=== AIM ===
Copy out the lines that include the word "Size".

=== Dataset records ===
════

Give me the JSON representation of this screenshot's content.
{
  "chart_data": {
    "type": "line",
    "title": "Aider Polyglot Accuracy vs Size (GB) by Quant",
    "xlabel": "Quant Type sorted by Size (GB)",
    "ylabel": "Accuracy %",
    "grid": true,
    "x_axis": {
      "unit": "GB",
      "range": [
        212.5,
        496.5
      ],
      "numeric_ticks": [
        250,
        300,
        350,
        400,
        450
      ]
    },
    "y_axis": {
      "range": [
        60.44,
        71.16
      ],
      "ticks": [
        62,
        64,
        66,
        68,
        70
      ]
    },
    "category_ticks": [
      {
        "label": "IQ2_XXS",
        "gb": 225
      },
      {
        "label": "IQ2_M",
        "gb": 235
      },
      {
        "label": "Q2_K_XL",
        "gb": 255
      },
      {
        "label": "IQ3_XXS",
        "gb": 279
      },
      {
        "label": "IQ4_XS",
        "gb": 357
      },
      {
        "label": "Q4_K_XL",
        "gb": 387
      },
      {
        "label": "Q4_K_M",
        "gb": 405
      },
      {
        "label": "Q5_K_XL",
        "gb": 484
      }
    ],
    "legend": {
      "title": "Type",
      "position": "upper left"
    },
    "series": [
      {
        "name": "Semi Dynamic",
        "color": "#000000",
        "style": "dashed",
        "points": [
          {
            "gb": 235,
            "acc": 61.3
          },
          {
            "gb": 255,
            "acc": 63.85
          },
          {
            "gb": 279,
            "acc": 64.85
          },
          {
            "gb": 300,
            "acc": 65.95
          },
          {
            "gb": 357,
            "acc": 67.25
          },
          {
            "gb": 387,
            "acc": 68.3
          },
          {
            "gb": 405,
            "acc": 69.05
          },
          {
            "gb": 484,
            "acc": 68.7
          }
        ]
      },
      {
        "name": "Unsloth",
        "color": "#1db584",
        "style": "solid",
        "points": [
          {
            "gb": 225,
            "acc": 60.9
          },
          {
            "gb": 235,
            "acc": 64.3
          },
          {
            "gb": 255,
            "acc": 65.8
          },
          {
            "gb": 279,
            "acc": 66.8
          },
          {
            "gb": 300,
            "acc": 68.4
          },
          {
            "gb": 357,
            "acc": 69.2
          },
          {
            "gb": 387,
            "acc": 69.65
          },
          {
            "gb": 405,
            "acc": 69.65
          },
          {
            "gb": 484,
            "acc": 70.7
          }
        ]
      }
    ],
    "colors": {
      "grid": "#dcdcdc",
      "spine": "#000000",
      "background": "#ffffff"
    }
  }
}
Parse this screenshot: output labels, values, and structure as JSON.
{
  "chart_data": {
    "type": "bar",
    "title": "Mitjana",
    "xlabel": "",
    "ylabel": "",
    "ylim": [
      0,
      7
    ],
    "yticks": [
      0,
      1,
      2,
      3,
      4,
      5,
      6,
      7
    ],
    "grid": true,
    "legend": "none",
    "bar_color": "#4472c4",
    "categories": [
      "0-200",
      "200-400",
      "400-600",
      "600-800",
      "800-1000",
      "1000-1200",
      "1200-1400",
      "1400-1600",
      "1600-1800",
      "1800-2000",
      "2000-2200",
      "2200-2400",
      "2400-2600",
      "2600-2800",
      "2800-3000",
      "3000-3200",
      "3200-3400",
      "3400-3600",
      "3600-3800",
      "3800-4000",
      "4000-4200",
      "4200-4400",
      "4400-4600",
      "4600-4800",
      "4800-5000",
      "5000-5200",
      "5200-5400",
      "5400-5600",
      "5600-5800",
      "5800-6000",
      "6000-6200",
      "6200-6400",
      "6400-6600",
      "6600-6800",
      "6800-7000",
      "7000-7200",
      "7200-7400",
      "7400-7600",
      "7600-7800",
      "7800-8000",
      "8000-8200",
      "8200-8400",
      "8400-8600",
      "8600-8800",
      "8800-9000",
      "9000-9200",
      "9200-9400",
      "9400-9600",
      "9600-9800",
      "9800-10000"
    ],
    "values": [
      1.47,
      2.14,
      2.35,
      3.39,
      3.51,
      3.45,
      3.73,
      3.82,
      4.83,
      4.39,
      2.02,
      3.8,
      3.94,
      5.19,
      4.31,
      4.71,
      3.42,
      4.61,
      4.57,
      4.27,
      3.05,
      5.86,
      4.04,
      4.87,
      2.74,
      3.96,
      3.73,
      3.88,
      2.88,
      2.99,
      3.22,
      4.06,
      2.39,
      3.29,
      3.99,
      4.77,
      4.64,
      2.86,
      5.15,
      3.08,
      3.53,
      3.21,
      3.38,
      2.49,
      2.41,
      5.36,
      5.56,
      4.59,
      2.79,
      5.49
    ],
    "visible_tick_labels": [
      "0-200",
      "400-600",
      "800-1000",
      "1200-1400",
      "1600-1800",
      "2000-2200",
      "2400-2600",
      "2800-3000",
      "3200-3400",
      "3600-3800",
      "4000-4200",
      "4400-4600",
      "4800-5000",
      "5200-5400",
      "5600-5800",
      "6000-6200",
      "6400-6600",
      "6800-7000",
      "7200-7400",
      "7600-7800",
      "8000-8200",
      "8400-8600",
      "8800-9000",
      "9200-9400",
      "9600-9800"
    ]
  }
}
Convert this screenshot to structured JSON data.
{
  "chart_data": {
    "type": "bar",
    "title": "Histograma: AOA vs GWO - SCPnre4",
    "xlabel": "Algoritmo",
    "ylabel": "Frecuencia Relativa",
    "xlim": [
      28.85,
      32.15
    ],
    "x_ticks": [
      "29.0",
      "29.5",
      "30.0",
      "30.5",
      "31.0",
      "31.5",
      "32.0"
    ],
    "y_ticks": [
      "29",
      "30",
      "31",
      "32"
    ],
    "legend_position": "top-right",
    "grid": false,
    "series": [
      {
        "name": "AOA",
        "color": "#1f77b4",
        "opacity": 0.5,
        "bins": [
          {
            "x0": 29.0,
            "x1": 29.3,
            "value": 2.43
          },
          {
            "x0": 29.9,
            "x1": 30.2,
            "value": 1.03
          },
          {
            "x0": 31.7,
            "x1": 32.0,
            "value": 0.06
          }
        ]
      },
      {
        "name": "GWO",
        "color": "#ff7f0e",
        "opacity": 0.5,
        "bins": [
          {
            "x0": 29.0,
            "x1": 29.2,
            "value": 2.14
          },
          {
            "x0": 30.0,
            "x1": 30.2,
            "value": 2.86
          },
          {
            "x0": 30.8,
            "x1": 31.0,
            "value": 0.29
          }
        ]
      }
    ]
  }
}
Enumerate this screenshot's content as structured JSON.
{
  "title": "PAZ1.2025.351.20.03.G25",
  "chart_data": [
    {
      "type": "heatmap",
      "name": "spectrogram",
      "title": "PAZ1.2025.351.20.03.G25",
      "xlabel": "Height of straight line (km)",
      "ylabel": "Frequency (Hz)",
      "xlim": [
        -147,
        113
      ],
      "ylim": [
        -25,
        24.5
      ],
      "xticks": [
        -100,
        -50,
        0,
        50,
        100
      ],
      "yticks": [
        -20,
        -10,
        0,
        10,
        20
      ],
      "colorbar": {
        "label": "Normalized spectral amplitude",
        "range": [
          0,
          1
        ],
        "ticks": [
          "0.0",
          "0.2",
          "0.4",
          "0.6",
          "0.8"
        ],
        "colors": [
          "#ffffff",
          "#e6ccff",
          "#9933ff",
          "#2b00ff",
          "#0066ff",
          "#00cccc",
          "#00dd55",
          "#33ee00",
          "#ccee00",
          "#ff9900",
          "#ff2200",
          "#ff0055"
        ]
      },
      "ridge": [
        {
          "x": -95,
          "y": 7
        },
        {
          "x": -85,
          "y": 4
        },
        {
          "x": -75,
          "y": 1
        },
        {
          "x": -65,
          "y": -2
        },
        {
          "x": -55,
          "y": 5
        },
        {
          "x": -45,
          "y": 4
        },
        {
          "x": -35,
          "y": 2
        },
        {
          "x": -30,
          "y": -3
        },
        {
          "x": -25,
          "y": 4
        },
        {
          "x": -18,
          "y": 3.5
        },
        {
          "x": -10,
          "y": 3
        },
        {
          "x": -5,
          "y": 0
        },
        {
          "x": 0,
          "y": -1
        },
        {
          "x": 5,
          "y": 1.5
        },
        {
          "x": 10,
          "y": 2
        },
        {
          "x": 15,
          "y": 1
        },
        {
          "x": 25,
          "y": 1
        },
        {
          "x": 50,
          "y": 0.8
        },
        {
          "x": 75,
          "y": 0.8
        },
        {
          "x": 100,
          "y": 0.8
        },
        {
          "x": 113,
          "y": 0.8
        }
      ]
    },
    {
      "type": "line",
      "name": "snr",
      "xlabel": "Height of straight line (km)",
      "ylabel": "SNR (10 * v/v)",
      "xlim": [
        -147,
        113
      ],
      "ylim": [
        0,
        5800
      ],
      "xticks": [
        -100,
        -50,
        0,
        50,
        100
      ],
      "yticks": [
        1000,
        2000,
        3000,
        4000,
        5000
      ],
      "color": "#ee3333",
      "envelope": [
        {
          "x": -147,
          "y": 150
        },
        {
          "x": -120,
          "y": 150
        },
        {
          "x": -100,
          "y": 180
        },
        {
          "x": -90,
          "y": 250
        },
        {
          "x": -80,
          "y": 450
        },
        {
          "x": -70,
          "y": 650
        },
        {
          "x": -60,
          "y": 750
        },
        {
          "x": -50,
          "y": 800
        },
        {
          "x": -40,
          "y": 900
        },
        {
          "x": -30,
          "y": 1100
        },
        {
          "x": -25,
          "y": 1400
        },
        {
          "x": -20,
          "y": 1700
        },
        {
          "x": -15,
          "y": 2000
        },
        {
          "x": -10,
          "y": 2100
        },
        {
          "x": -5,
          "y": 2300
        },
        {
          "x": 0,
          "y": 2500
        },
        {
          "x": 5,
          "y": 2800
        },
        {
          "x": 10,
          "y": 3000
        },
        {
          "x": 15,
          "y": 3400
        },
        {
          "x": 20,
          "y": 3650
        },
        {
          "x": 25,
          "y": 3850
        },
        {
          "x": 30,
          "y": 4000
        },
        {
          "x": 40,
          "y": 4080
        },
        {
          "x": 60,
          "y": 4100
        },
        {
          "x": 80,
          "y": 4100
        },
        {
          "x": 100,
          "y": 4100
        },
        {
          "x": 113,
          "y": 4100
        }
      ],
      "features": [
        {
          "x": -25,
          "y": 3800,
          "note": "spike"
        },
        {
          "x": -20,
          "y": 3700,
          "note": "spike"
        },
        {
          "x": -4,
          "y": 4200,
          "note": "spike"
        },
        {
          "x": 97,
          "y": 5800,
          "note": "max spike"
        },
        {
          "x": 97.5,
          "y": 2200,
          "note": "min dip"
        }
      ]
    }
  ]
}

════

=== FINAL ANSWER ===
    "title": "Aider Polyglot Accuracy vs Size (GB) by Quant",
    "xlabel": "Quant Type sorted by Size (GB)",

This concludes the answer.